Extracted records

◆ ◆ ◆

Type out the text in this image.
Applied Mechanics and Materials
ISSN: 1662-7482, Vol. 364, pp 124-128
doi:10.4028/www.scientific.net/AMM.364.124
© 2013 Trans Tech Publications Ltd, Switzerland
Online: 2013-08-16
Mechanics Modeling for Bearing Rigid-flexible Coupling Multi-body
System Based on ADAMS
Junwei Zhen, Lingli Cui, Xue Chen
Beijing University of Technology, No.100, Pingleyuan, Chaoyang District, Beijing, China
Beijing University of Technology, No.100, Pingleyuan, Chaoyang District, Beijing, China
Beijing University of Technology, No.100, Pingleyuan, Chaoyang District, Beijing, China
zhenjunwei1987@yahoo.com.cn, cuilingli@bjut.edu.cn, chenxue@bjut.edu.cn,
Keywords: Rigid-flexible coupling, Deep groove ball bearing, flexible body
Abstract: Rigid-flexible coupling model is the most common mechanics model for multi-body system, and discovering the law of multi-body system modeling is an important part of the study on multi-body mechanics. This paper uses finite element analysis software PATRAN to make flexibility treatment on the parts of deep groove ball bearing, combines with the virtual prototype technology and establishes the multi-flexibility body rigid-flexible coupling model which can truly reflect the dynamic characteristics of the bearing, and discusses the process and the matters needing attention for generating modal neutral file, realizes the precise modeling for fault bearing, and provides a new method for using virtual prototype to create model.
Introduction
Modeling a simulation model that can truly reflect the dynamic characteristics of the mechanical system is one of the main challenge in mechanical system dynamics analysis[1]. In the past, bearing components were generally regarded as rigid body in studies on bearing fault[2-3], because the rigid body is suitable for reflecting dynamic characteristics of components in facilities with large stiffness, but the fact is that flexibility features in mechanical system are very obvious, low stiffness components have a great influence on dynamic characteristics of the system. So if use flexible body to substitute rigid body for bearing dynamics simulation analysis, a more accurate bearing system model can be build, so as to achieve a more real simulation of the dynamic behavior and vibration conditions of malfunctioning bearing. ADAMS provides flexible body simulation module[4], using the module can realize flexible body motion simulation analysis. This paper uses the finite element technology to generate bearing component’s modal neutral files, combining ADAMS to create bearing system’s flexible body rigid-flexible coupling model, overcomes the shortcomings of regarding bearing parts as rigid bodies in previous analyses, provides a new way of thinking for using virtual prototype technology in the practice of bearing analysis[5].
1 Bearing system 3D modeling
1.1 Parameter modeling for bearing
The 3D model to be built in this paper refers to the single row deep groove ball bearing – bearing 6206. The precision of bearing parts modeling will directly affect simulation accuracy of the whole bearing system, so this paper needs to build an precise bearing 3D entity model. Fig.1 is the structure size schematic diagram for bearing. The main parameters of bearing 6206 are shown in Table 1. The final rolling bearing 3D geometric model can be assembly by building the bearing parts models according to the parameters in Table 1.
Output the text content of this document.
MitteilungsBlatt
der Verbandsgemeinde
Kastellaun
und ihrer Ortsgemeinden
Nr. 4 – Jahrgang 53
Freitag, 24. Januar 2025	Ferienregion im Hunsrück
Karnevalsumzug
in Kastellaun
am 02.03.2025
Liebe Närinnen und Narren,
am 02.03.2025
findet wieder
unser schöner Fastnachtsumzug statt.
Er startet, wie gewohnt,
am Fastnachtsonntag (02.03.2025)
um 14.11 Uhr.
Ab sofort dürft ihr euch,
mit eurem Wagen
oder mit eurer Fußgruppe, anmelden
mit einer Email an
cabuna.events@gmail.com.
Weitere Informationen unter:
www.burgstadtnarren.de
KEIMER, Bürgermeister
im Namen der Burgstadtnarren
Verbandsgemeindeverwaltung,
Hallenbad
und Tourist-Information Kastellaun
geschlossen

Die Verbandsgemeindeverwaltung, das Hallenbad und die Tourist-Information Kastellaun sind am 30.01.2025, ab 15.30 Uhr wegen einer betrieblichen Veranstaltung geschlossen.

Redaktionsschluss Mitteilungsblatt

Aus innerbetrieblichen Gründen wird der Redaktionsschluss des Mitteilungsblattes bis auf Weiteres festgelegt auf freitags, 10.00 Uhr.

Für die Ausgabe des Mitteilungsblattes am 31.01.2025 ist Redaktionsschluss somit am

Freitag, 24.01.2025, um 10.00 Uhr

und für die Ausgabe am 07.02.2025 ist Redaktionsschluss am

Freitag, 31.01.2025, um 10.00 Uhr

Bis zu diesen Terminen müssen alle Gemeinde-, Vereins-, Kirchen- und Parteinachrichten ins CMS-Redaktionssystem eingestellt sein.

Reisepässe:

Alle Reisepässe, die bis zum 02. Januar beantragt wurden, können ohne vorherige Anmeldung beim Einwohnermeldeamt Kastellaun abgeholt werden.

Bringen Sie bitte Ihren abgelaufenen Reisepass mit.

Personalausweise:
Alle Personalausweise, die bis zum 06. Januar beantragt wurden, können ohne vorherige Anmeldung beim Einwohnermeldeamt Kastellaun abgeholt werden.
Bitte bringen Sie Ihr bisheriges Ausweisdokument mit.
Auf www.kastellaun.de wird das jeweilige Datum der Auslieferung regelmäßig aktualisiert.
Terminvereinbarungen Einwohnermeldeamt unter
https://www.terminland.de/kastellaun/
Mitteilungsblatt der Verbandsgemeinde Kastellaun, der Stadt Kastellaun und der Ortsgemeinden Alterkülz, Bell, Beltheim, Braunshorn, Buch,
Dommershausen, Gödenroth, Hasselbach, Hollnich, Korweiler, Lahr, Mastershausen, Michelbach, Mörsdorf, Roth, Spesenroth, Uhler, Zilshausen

◆ ◆ ◆

— Exercise description —
Take the lines above and print them exactly.

— Exercise solution —
Type out the text in this image.
Applied Mechanics and Materials
ISSN: 1662-7482, Vol. 364, pp 124-128
doi:10.4028/www.scientific.net/AMM.364.124
© 2013 Trans Tech Publications Ltd, Switzerland
Online: 2013-08-16
Mechanics Modeling for Bearing Rigid-flexible Coupling Multi-body
System Based on ADAMS
Junwei Zhen, Lingli Cui, Xue Chen
Beijing University of Technology, No.100, Pingleyuan, Chaoyang District, Beijing, China
Beijing University of Technology, No.100, Pingleyuan, Chaoyang District, Beijing, China
Beijing University of Technology, No.100, Pingleyuan, Chaoyang District, Beijing, China
zhenjunwei1987@yahoo.com.cn, cuilingli@bjut.edu.cn, chenxue@bjut.edu.cn,
Keywords: Rigid-flexible coupling, Deep groove ball bearing, flexible body
Abstract: Rigid-flexible coupling model is the most common mechanics model for multi-body system, and discovering the law of multi-body system modeling is an important part of the study on multi-body mechanics. This paper uses finite element analysis software PATRAN to make flexibility treatment on the parts of deep groove ball bearing, combines with the virtual prototype technology and establishes the multi-flexibility body rigid-flexible coupling model which can truly reflect the dynamic characteristics of the bearing, and discusses the process and the matters needing attention for generating modal neutral file, realizes the precise modeling for fault bearing, and provides a new method for using virtual prototype to create model.
Introduction
Modeling a simulation model that can truly reflect the dynamic characteristics of the mechanical system is one of the main challenge in mechanical system dynamics analysis[1]. In the past, bearing components were generally regarded as rigid body in studies on bearing fault[2-3], because the rigid body is suitable for reflecting dynamic characteristics of components in facilities with large stiffness, but the fact is that flexibility features in mechanical system are very obvious, low stiffness components have a great influence on dynamic characteristics of the system. So if use flexible body to substitute rigid body for bearing dynamics simulation analysis, a more accurate bearing system model can be build, so as to achieve a more real simulation of the dynamic behavior and vibration conditions of malfunctioning bearing. ADAMS provides flexible body simulation module[4], using the module can realize flexible body motion simulation analysis. This paper uses the finite element technology to generate bearing component’s modal neutral files, combining ADAMS to create bearing system’s flexible body rigid-flexible coupling model, overcomes the shortcomings of regarding bearing parts as rigid bodies in previous analyses, provides a new way of thinking for using virtual prototype technology in the practice of bearing analysis[5].
1 Bearing system 3D modeling
1.1 Parameter modeling for bearing
The 3D model to be built in this paper refers to the single row deep groove ball bearing – bearing 6206. The precision of bearing parts modeling will directly affect simulation accuracy of the whole bearing system, so this paper needs to build an precise bearing 3D entity model. Fig.1 is the structure size schematic diagram for bearing. The main parameters of bearing 6206 are shown in Table 1. The final rolling bearing 3D geometric model can be assembly by building the bearing parts models according to the parameters in Table 1.
Output the text content of this document.
MitteilungsBlatt
der Verbandsgemeinde
Kastellaun
und ihrer Ortsgemeinden
Nr. 4 – Jahrgang 53
Freitag, 24. Januar 2025	Ferienregion im Hunsrück
Karnevalsumzug
in Kastellaun
am 02.03.2025
Liebe Närinnen und Narren,
am 02.03.2025
findet wieder
unser schöner Fastnachtsumzug statt.
Er startet, wie gewohnt,
am Fastnachtsonntag (02.03.2025)
um 14.11 Uhr.
Ab sofort dürft ihr euch,
mit eurem Wagen
oder mit eurer Fußgruppe, anmelden
mit einer Email an
cabuna.events@gmail.com.
Weitere Informationen unter:
www.burgstadtnarren.de
KEIMER, Bürgermeister
im Namen der Burgstadtnarren
Verbandsgemeindeverwaltung,
Hallenbad
und Tourist-Information Kastellaun
geschlossen

Die Verbandsgemeindeverwaltung, das Hallenbad und die Tourist-Information Kastellaun sind am 30.01.2025, ab 15.30 Uhr wegen einer betrieblichen Veranstaltung geschlossen.

Redaktionsschluss Mitteilungsblatt

Aus innerbetrieblichen Gründen wird der Redaktionsschluss des Mitteilungsblattes bis auf Weiteres festgelegt auf freitags, 10.00 Uhr.

Für die Ausgabe des Mitteilungsblattes am 31.01.2025 ist Redaktionsschluss somit am

Freitag, 24.01.2025, um 10.00 Uhr

und für die Ausgabe am 07.02.2025 ist Redaktionsschluss am

Freitag, 31.01.2025, um 10.00 Uhr

Bis zu diesen Terminen müssen alle Gemeinde-, Vereins-, Kirchen- und Parteinachrichten ins CMS-Redaktionssystem eingestellt sein.

Reisepässe:

Alle Reisepässe, die bis zum 02. Januar beantragt wurden, können ohne vorherige Anmeldung beim Einwohnermeldeamt Kastellaun abgeholt werden.

Bringen Sie bitte Ihren abgelaufenen Reisepass mit.

Personalausweise:
Alle Personalausweise, die bis zum 06. Januar beantragt wurden, können ohne vorherige Anmeldung beim Einwohnermeldeamt Kastellaun abgeholt werden.
Bitte bringen Sie Ihr bisheriges Ausweisdokument mit.
Auf www.kastellaun.de wird das jeweilige Datum der Auslieferung regelmäßig aktualisiert.
Terminvereinbarungen Einwohnermeldeamt unter
https://www.terminland.de/kastellaun/
Mitteilungsblatt der Verbandsgemeinde Kastellaun, der Stadt Kastellaun und der Ortsgemeinden Alterkülz, Bell, Beltheim, Braunshorn, Buch,
Dommershausen, Gödenroth, Hasselbach, Hollnich, Korweiler, Lahr, Mastershausen, Michelbach, Mörsdorf, Roth, Spesenroth, Uhler, Zilshausen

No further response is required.